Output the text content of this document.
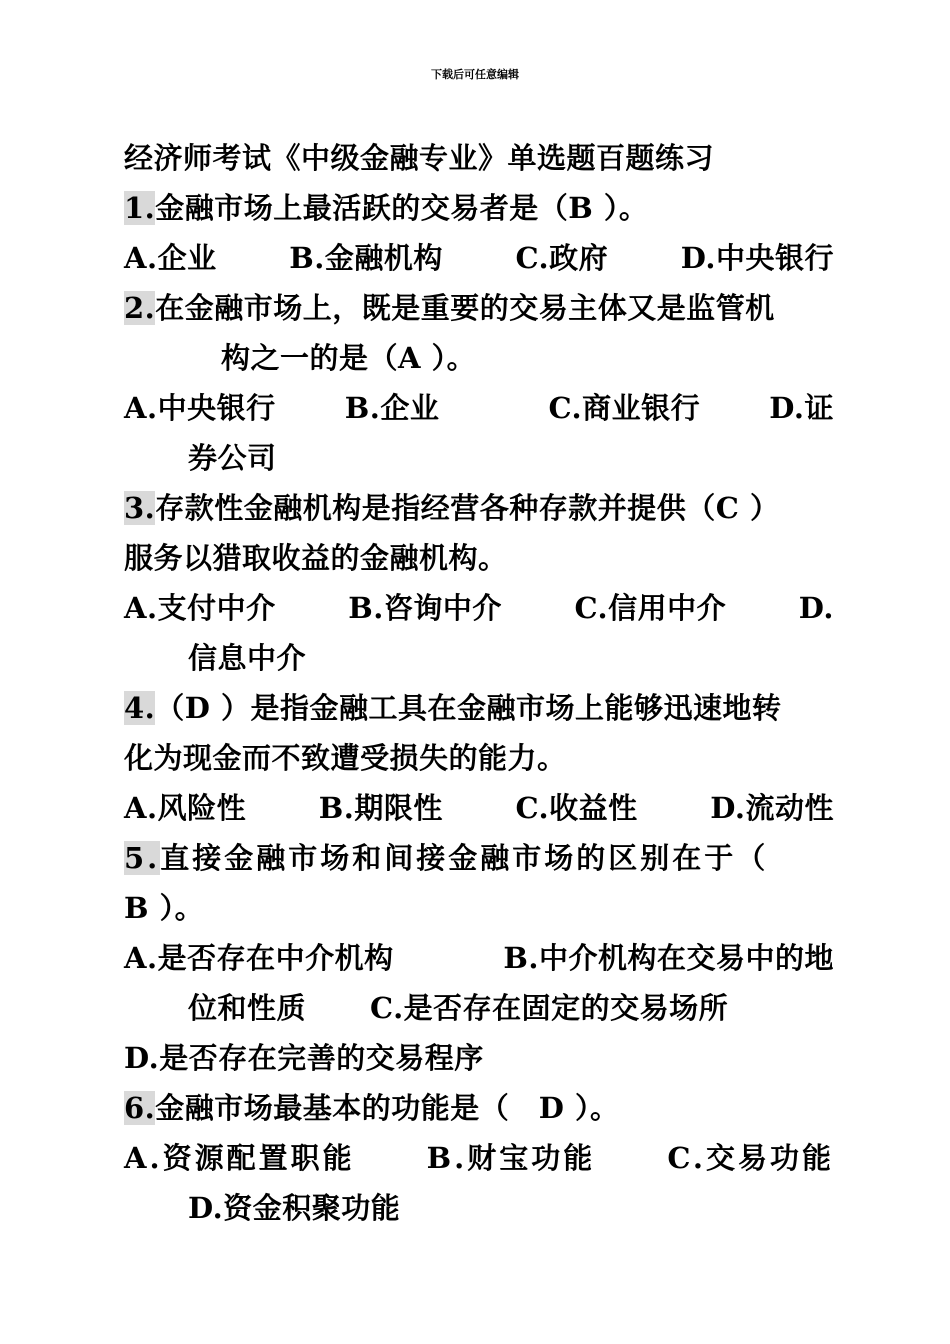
下载后可任意编辑
经济师考试《中级金融专业》单选题百题练习
1.金融市场上最活跃的交易者是（B ）。
A.企业	B.金融机构	C.政府	D.中央银行
2.在金融市场上，既是重要的交易主体又是监管机
构之一的是（A ）。
A.中央银行 B.企业	C.商业银行 D.证
券公司
3.存款性金融机构是指经营各种存款并提供（C ）
服务以猎取收益的金融机构。
A.支付中介	B.咨询中介	C.信用中介	D.
信息中介
4.（D ）是指金融工具在金融市场上能够迅速地转
化为现金而不致遭受损失的能力。
A.风险性	B.期限性	C.收益性	D.流动性
5.直接金融市场和间接金融市场的区别在于（
B ）。
A.是否存在中介机构	B.中介机构在交易中的地
位和性质 C.是否存在固定的交易场所
D.是否存在完善的交易程序
6.金融市场最基本的功能是（　D ）。
A.资源配置职能 B.财宝功能 C.交易功能
D.资金积聚功能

● **WRITTEN REQUEST**: Print the full listing exactly, dropping the pictures.

● **FINISHED ANSWER**:
Output the text content of this document.
下载后可任意编辑
经济师考试《中级金融专业》单选题百题练习
1.金融市场上最活跃的交易者是（B ）。
A.企业	B.金融机构	C.政府	D.中央银行
2.在金融市场上，既是重要的交易主体又是监管机
构之一的是（A ）。
A.中央银行 B.企业	C.商业银行 D.证
券公司
3.存款性金融机构是指经营各种存款并提供（C ）
服务以猎取收益的金融机构。
A.支付中介	B.咨询中介	C.信用中介	D.
信息中介
4.（D ）是指金融工具在金融市场上能够迅速地转
化为现金而不致遭受损失的能力。
A.风险性	B.期限性	C.收益性	D.流动性
5.直接金融市场和间接金融市场的区别在于（
B ）。
A.是否存在中介机构	B.中介机构在交易中的地
位和性质 C.是否存在固定的交易场所
D.是否存在完善的交易程序
6.金融市场最基本的功能是（　D ）。
A.资源配置职能 B.财宝功能 C.交易功能
D.资金积聚功能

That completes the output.